• [Problem details] Your task is to locate every line holding the string "nudimo" and to copy each of them.

——

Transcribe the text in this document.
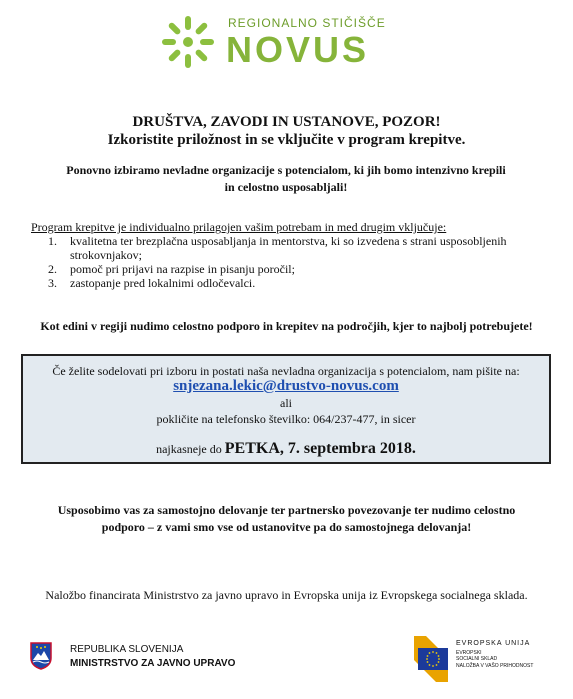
REGIONALNO STIČIŠČE
NOVUS
DRUŠTVA, ZAVODI IN USTANOVE, POZOR!
Izkoristite priložnost in se vključite v program krepitve.
Ponovno izbiramo nevladne organizacije s potencialom, ki jih bomo intenzivno krepili in celostno usposabljali!
Program krepitve je individualno prilagojen vašim potrebam in med drugim vključuje:
1. kvalitetna ter brezplačna usposabljanja in mentorstva, ki so izvedena s strani usposobljenih strokovnjakov;
2. pomoč pri prijavi na razpise in pisanju poročil;
3. zastopanje pred lokalnimi odločevalci.
Kot edini v regiji nudimo celostno podporo in krepitev na področjih, kjer to najbolj potrebujete!
Če želite sodelovati pri izboru in postati naša nevladna organizacija s potencialom, nam pišite na:
snjezana.lekic@drustvo-novus.com
ali
pokličite na telefonsko številko: 064/237-477, in sicer
najkasneje do PETKA, 7. septembra 2018.
Usposobimo vas za samostojno delovanje ter partnersko povezovanje ter nudimo celostno podporo – z vami smo vse od ustanovitve pa do samostojnega delovanja!
Naložbo financirata Ministrstvo za javno upravo in Evropska unija iz Evropskega socialnega sklada.
REPUBLIKA SLOVENIJA
MINISTRSTVO ZA JAVNO UPRAVO
EVROPSKA UNIJA
EVROPSKI
SOCIALNI SKLAD
NALOŽBA V VAŠO PRIHODNOST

——

• [Finished task]
Kot edini v regiji nudimo celostno podporo in krepitev na področjih, kjer to najbolj potrebujete!
Usposobimo vas za samostojno delovanje ter partnersko povezovanje ter nudimo celostno podporo – z vami smo vse od ustanovitve pa do samostojnega delovanja!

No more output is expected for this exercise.